[EXERCISE DETAILS]:
Locate every line in the records below that contains the word "have", and copy each one.

────────────────────

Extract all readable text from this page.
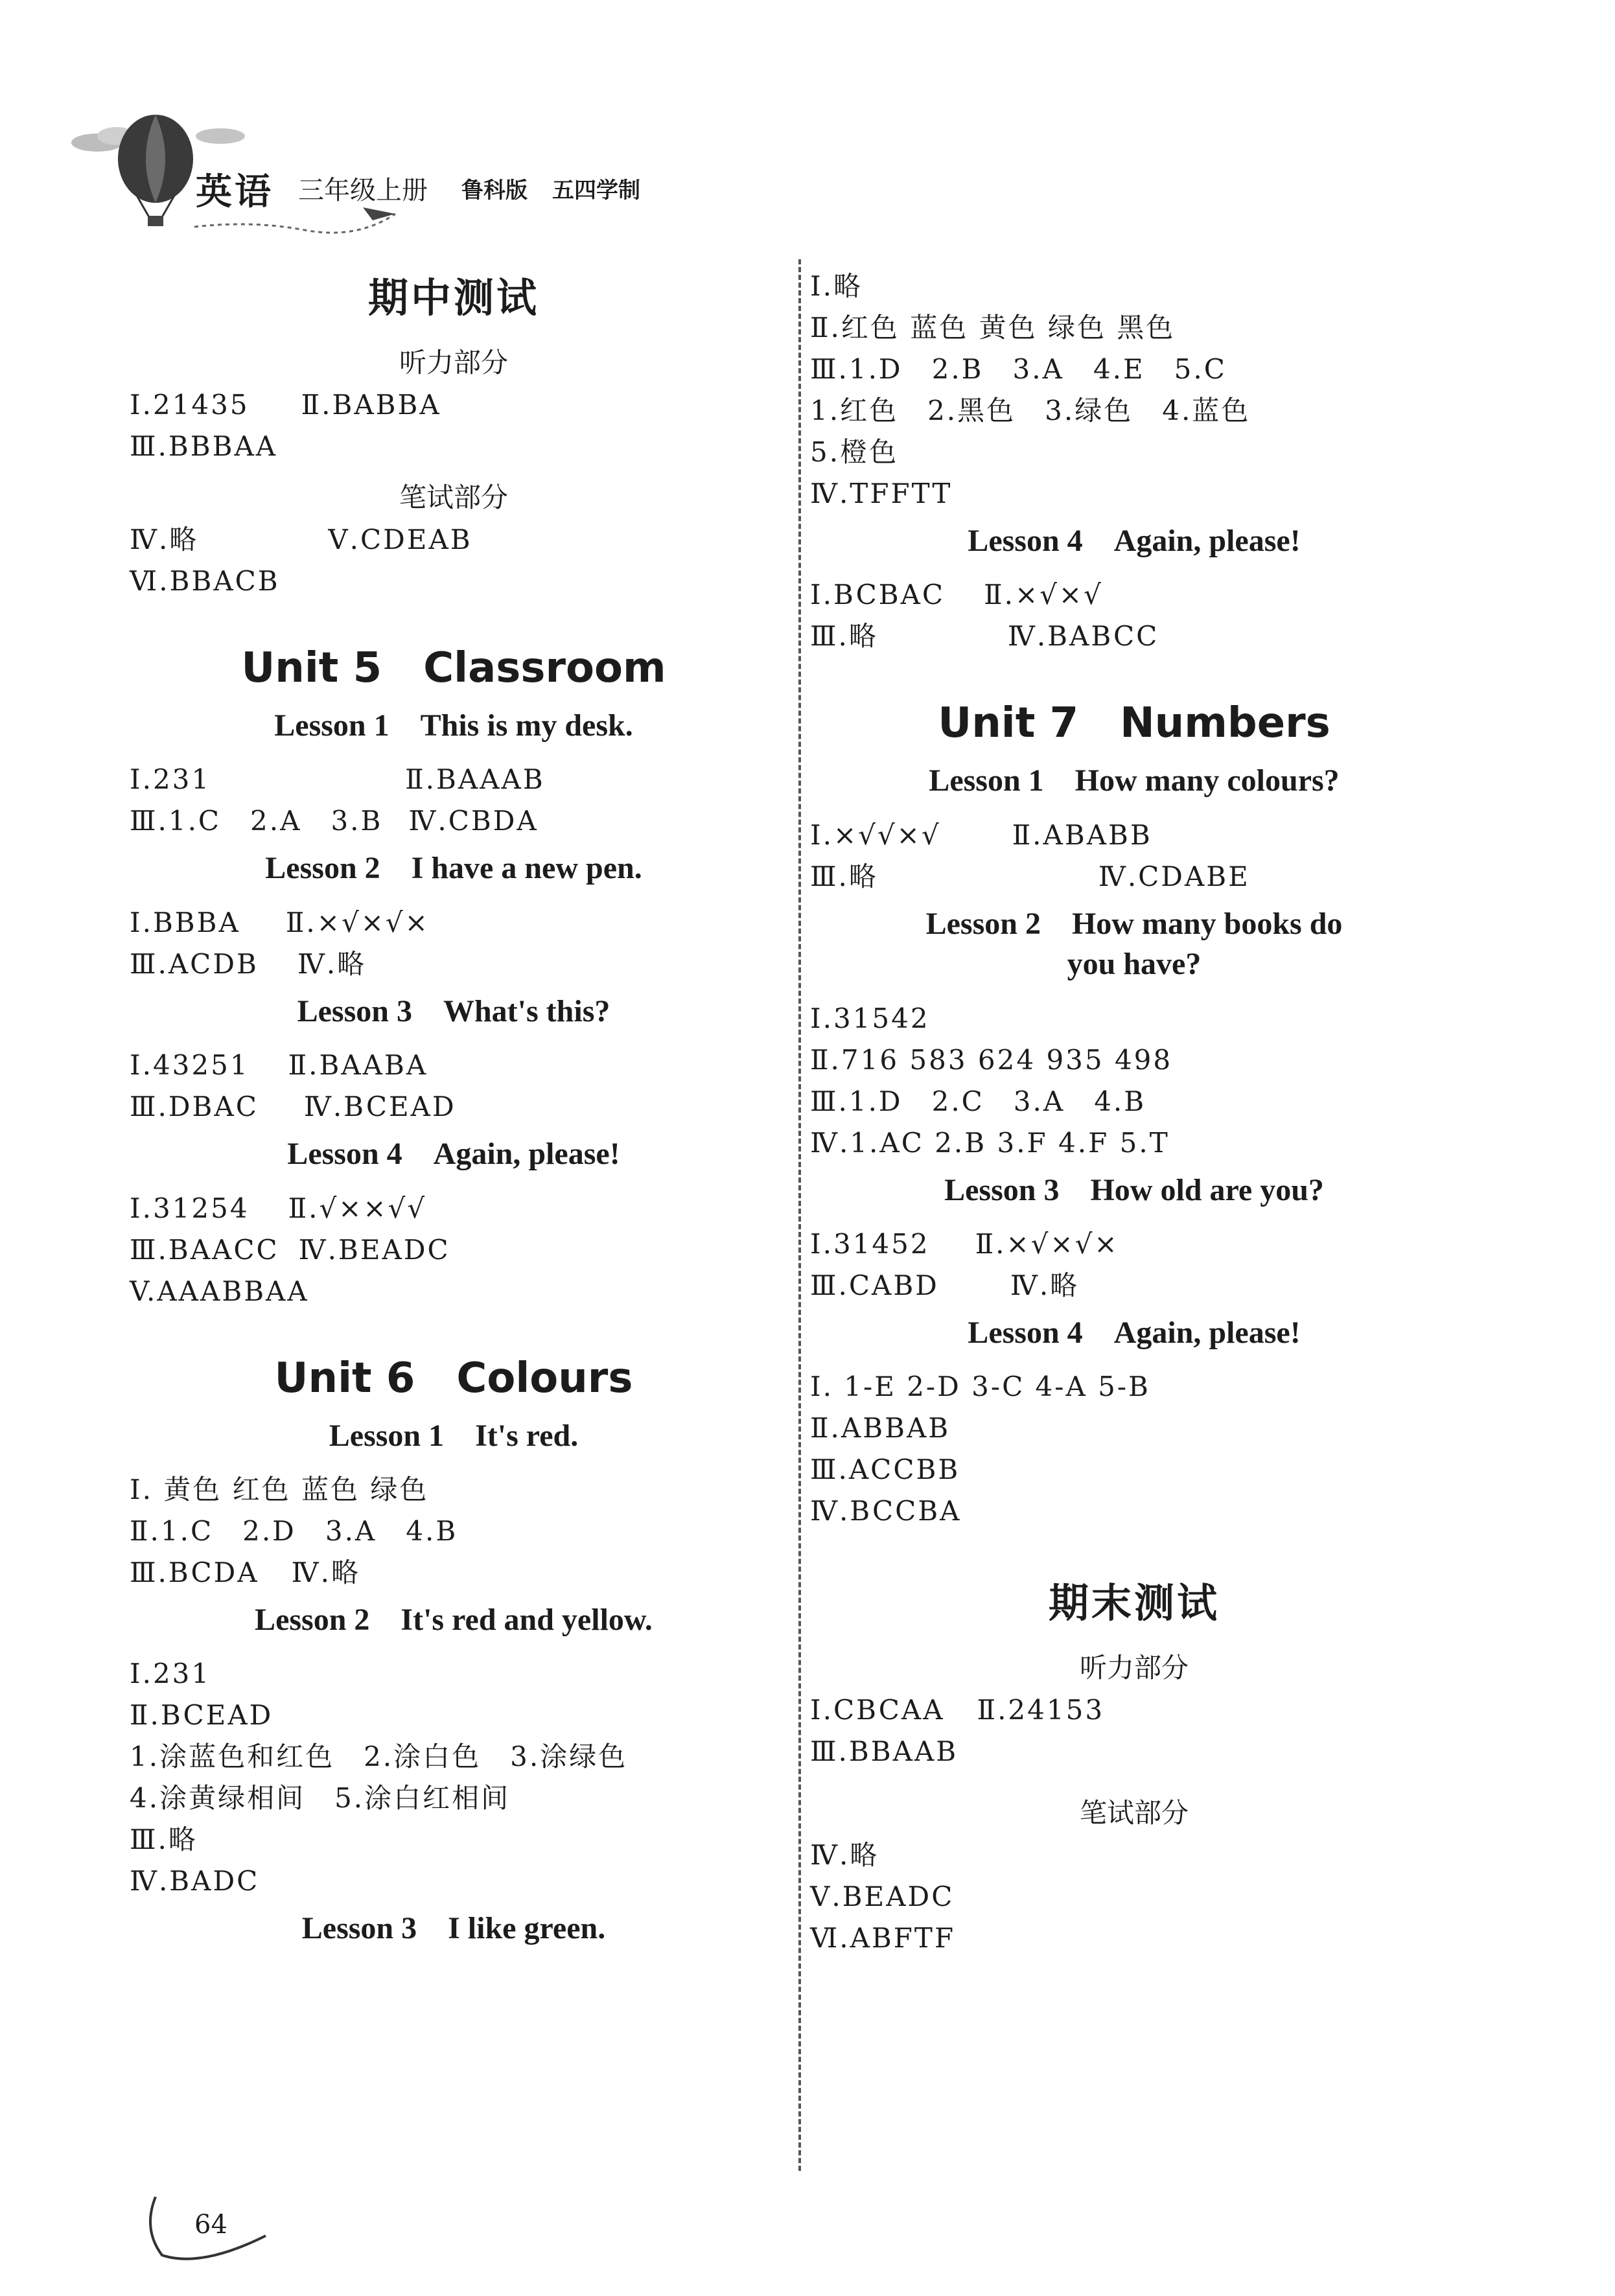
英语 三年级上册 鲁科版 五四学制
期中测试
听力部分
Ⅰ.21435 Ⅱ.BABBA
Ⅲ.BBBAA
笔试部分
Ⅳ.略	Ⅴ.CDEAB
Ⅵ.BBACB
Unit 5　Classroom
Lesson 1　This is my desk.
Ⅰ.231	Ⅱ.BAAAB
Ⅲ.1.C　2.A　3.B Ⅳ.CBDA
Lesson 2　I have a new pen.
Ⅰ.BBBA Ⅱ.×√×√×
Ⅲ.ACDB Ⅳ.略
Lesson 3　What's this?
Ⅰ.43251 Ⅱ.BAABA
Ⅲ.DBAC Ⅳ.BCEAD
Lesson 4　Again, please!
Ⅰ.31254 Ⅱ.√××√√
Ⅲ.BAACC Ⅳ.BEADC
V.AAABBAA
Unit 6　Colours
Lesson 1　It's red.
Ⅰ. 黄色 红色 蓝色 绿色
Ⅱ.1.C　2.D　3.A　4.B
Ⅲ.BCDA Ⅳ.略
Lesson 2　It's red and yellow.
Ⅰ.231
Ⅱ.BCEAD
1.涂蓝色和红色　2.涂白色　3.涂绿色
4.涂黄绿相间　5.涂白红相间
Ⅲ.略
Ⅳ.BADC
Lesson 3　I like green.
Ⅰ.略
Ⅱ.红色 蓝色 黄色 绿色 黑色
Ⅲ.1.D　2.B　3.A　4.E　5.C
1.红色　2.黑色　3.绿色　4.蓝色
5.橙色
Ⅳ.TFFTT
Lesson 4　Again, please!
Ⅰ.BCBAC Ⅱ.×√×√
Ⅲ.略	Ⅳ.BABCC
Unit 7　Numbers
Lesson 1　How many colours?
Ⅰ.×√√×√	Ⅱ.ABABB
Ⅲ.略	Ⅳ.CDABE
Lesson 2　How many books do you have?
Ⅰ.31542
Ⅱ.716 583 624 935 498
Ⅲ.1.D　2.C　3.A　4.B
Ⅳ.1.AC 2.B 3.F 4.F 5.T
Lesson 3　How old are you?
Ⅰ.31452 Ⅱ.×√×√×
Ⅲ.CABD	Ⅳ.略
Lesson 4　Again, please!
Ⅰ. 1-E 2-D 3-C 4-A 5-B
Ⅱ.ABBAB
Ⅲ.ACCBB
Ⅳ.BCCBA
期末测试
听力部分
Ⅰ.CBCAA Ⅱ.24153
Ⅲ.BBAAB
笔试部分
Ⅳ.略
Ⅴ.BEADC
Ⅵ.ABFTF
64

────────────────────

[IN RESPONSE]:
Lesson 2　I have a new pen.
Lesson 2　How many books do you have?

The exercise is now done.